**WRITTEN TASK**
Retype the whole listing, please, keeping every line exact and dropping the pictures.

*****

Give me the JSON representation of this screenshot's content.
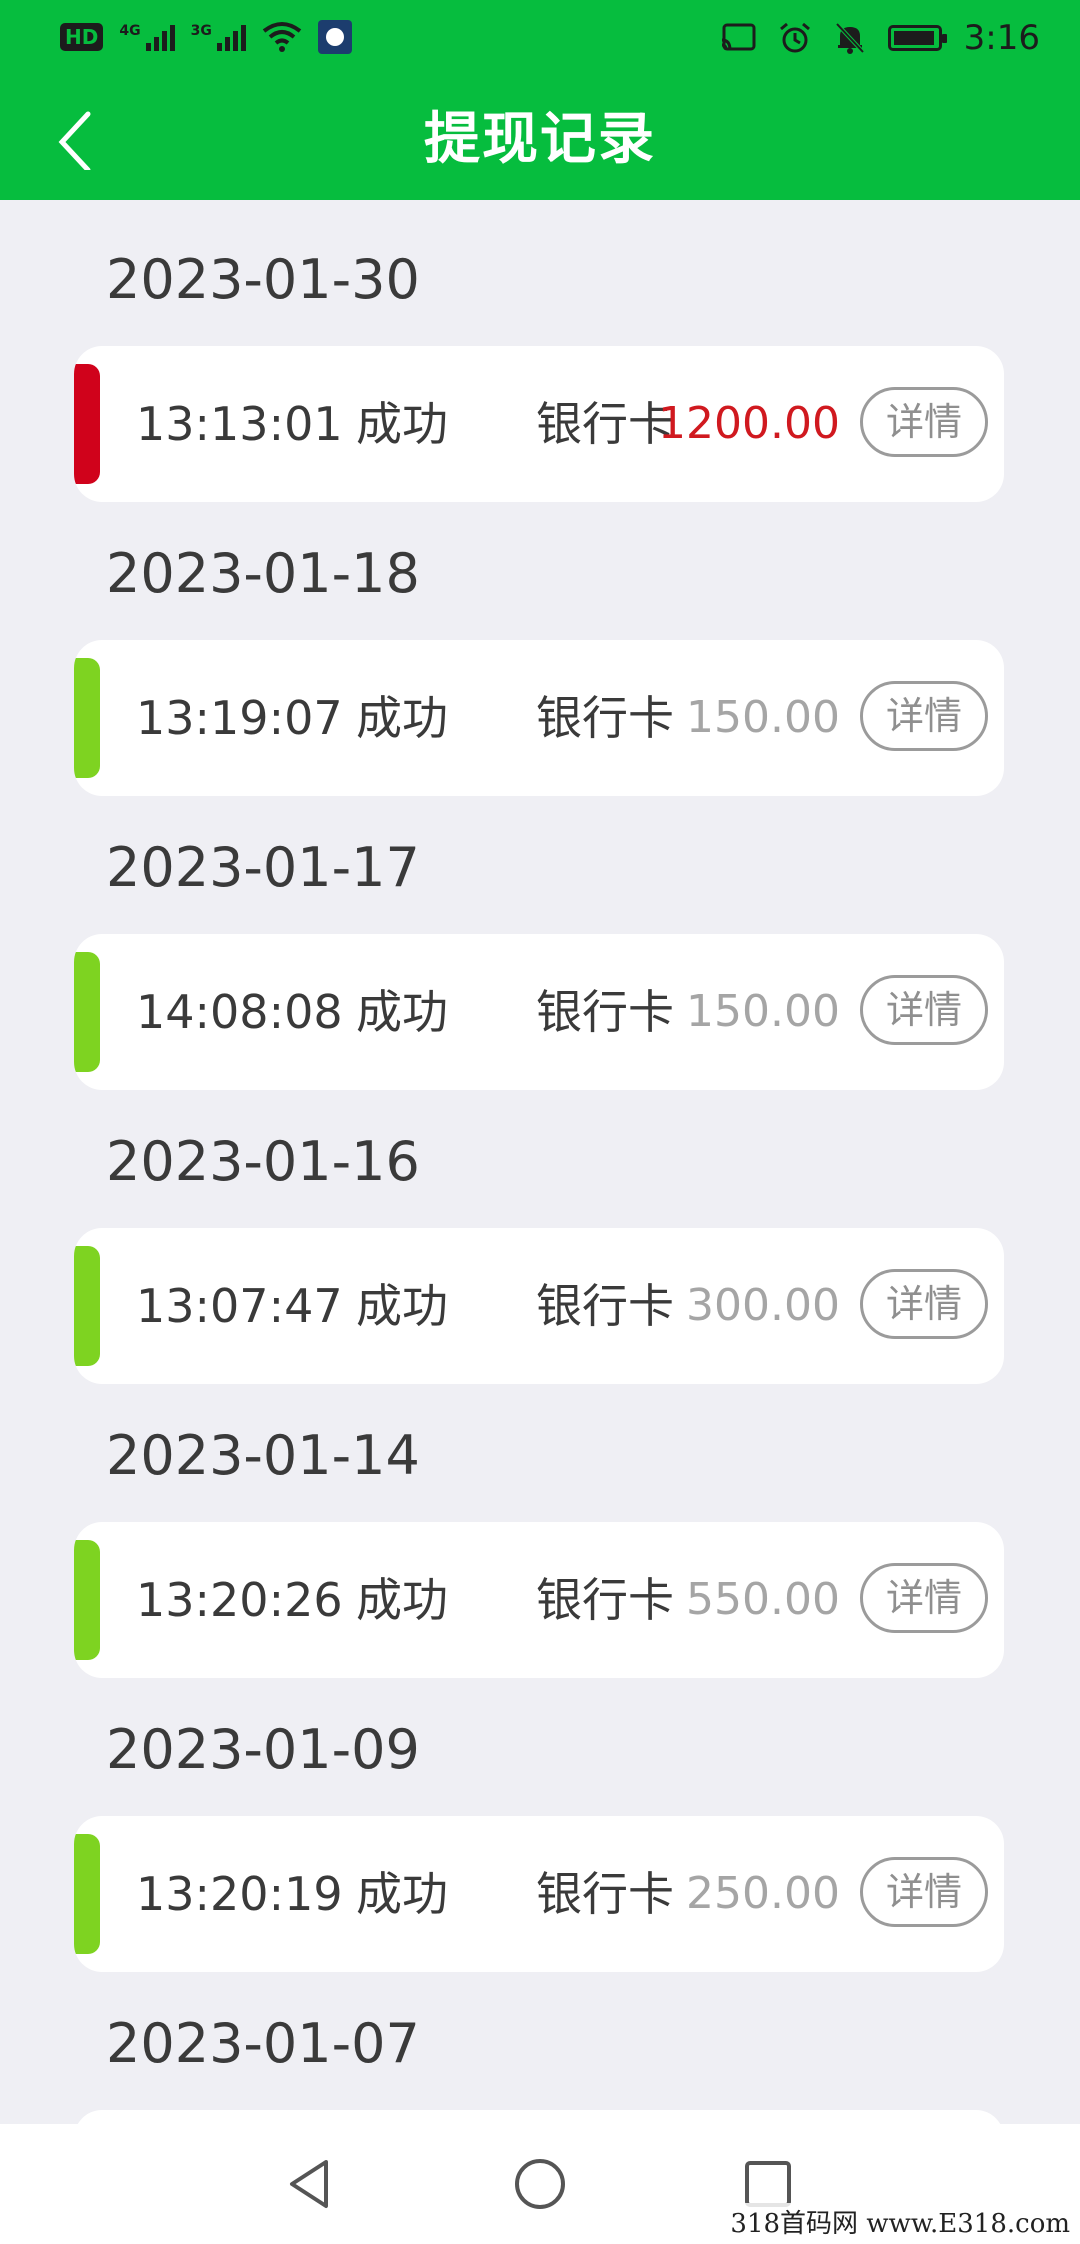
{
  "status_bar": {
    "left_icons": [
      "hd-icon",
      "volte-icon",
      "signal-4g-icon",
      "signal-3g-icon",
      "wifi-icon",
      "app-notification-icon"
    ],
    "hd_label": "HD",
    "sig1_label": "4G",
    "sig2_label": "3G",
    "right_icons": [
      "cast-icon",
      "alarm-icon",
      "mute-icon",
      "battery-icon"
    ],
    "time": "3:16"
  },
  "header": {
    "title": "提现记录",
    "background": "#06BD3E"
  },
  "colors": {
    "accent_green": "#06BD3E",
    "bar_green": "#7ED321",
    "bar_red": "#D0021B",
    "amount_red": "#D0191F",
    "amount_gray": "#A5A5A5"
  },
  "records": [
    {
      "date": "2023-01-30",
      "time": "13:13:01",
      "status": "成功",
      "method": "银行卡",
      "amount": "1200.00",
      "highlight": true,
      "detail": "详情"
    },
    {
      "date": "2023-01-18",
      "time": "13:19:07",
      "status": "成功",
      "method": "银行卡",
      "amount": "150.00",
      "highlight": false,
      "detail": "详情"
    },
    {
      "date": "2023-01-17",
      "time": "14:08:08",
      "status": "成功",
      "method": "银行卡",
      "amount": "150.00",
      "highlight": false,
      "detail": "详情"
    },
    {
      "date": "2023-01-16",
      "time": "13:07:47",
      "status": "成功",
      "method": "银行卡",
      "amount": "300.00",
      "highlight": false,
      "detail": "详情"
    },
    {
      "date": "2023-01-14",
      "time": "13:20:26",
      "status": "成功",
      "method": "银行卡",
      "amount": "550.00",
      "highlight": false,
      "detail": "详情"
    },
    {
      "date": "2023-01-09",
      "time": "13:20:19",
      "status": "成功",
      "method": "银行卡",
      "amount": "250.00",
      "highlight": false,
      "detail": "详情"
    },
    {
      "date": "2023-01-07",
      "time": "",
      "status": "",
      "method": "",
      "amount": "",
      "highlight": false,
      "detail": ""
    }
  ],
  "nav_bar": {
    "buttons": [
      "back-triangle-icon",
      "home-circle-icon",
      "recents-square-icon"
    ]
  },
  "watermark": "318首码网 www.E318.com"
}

*****

**THE OUTPUT**
Give me the JSON representation of this screenshot's content.
{
  "status_bar": {
    "left_icons": [
      "hd-icon",
      "volte-icon",
      "signal-4g-icon",
      "signal-3g-icon",
      "wifi-icon",
      "app-notification-icon"
    ],
    "hd_label": "HD",
    "sig1_label": "4G",
    "sig2_label": "3G",
    "right_icons": [
      "cast-icon",
      "alarm-icon",
      "mute-icon",
      "battery-icon"
    ],
    "time": "3:16"
  },
  "header": {
    "title": "提现记录",
    "background": "#06BD3E"
  },
  "colors": {
    "accent_green": "#06BD3E",
    "bar_green": "#7ED321",
    "bar_red": "#D0021B",
    "amount_red": "#D0191F",
    "amount_gray": "#A5A5A5"
  },
  "records": [
    {
      "date": "2023-01-30",
      "time": "13:13:01",
      "status": "成功",
      "method": "银行卡",
      "amount": "1200.00",
      "highlight": true,
      "detail": "详情"
    },
    {
      "date": "2023-01-18",
      "time": "13:19:07",
      "status": "成功",
      "method": "银行卡",
      "amount": "150.00",
      "highlight": false,
      "detail": "详情"
    },
    {
      "date": "2023-01-17",
      "time": "14:08:08",
      "status": "成功",
      "method": "银行卡",
      "amount": "150.00",
      "highlight": false,
      "detail": "详情"
    },
    {
      "date": "2023-01-16",
      "time": "13:07:47",
      "status": "成功",
      "method": "银行卡",
      "amount": "300.00",
      "highlight": false,
      "detail": "详情"
    },
    {
      "date": "2023-01-14",
      "time": "13:20:26",
      "status": "成功",
      "method": "银行卡",
      "amount": "550.00",
      "highlight": false,
      "detail": "详情"
    },
    {
      "date": "2023-01-09",
      "time": "13:20:19",
      "status": "成功",
      "method": "银行卡",
      "amount": "250.00",
      "highlight": false,
      "detail": "详情"
    },
    {
      "date": "2023-01-07",
      "time": "",
      "status": "",
      "method": "",
      "amount": "",
      "highlight": false,
      "detail": ""
    }
  ],
  "nav_bar": {
    "buttons": [
      "back-triangle-icon",
      "home-circle-icon",
      "recents-square-icon"
    ]
  },
  "watermark": "318首码网 www.E318.com"
}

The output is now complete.